● **Given instruction**
Review the material and extract every line in which the word "заявителя" occurs.

_____

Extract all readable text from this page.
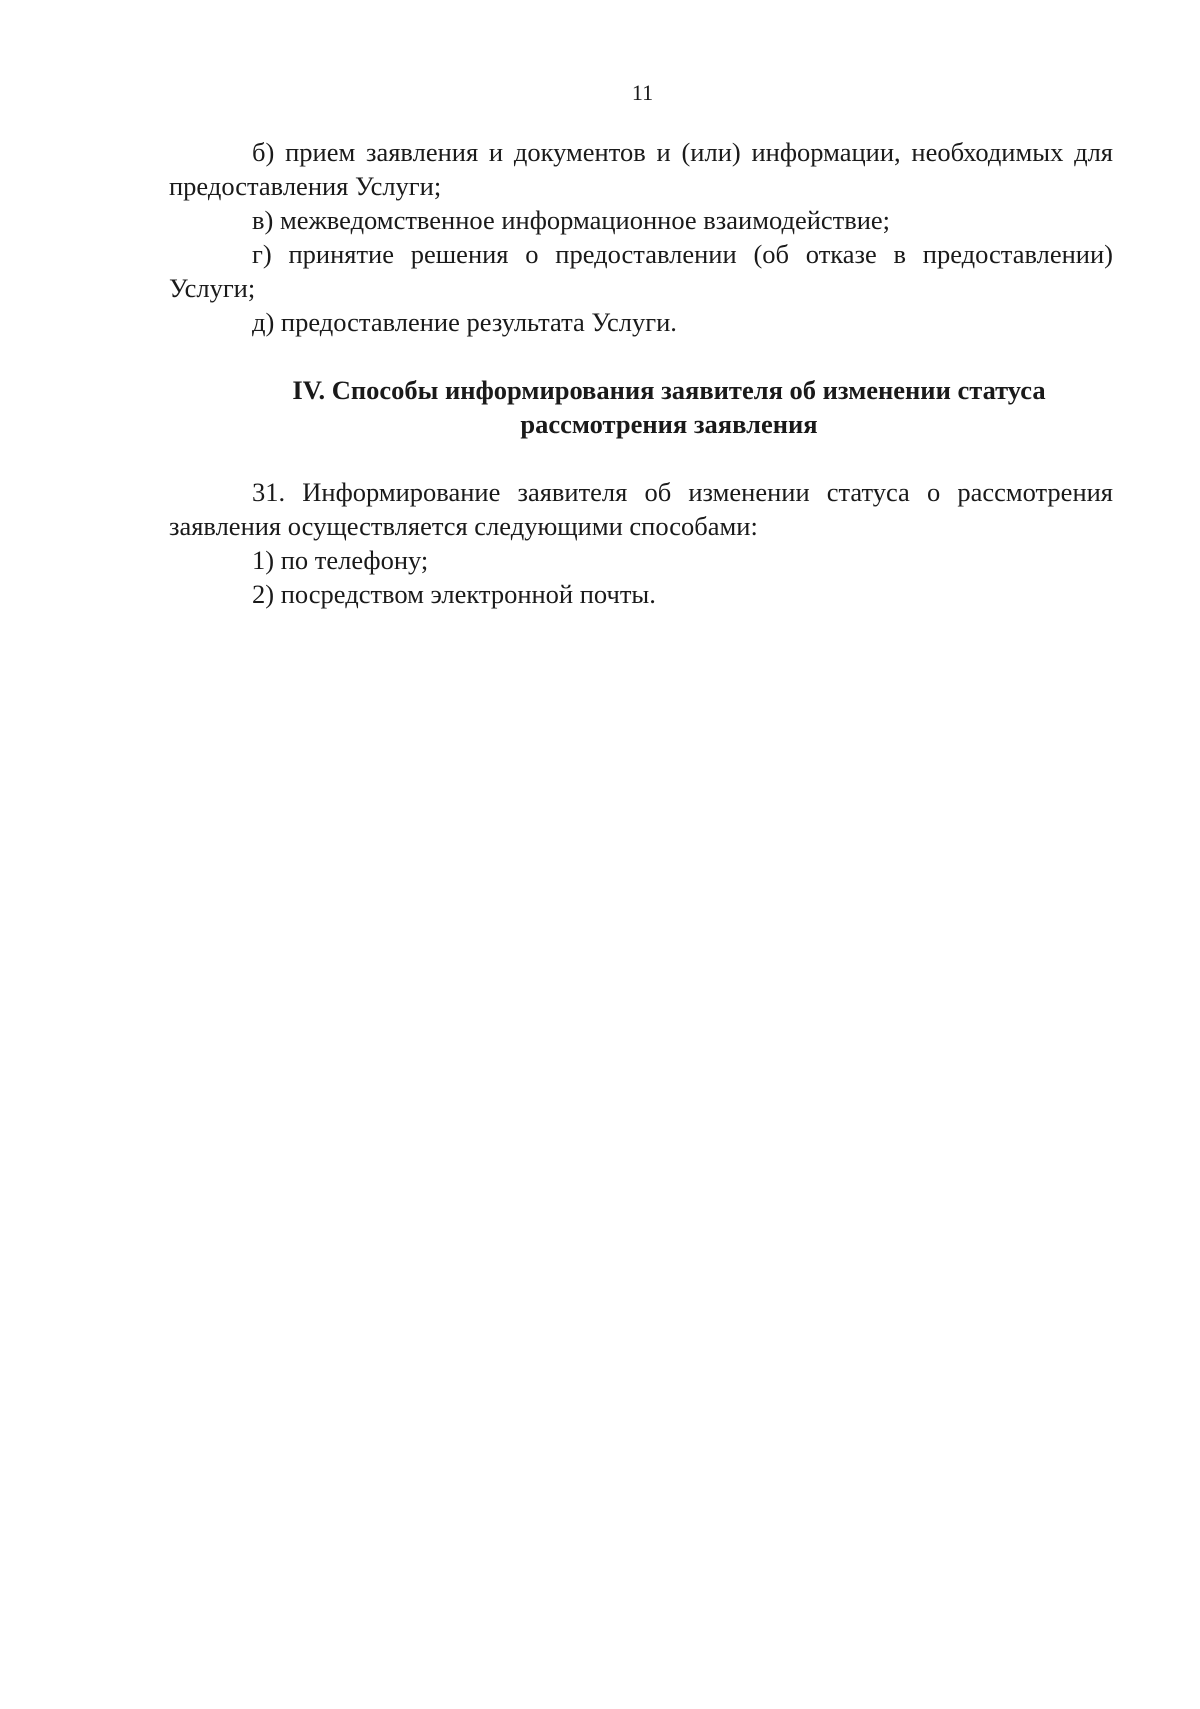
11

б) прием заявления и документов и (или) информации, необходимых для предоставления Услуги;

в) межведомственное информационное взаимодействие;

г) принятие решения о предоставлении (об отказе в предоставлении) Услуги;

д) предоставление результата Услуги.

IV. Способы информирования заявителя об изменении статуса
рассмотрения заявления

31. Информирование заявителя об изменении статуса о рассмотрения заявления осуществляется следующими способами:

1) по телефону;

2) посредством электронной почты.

_____

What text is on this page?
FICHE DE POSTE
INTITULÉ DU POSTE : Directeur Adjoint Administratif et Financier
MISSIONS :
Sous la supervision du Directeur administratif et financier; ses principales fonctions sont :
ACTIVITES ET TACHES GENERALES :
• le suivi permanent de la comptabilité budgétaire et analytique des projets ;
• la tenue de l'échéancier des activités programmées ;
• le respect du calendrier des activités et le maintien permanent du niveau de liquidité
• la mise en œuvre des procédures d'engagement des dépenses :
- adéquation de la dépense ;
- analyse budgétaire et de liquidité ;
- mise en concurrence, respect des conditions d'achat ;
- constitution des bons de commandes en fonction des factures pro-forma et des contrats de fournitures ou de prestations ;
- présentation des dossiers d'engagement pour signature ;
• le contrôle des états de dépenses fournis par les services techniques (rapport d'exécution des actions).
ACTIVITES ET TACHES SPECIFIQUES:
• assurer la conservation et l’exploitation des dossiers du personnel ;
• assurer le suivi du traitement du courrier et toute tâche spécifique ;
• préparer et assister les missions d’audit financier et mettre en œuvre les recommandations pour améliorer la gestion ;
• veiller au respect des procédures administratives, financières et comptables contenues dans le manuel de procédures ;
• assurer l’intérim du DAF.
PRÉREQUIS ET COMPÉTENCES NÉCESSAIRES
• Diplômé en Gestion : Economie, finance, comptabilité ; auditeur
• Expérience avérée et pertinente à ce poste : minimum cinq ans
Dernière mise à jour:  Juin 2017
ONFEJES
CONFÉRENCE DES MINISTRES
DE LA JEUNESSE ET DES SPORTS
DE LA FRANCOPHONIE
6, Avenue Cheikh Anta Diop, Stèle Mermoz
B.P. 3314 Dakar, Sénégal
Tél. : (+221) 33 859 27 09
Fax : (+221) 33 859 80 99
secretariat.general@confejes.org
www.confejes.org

_____

● **Response below**
IV. Способы информирования заявителя об изменении статуса
31. Информирование заявителя об изменении статуса о рассмотрения заявления осуществляется следующими способами:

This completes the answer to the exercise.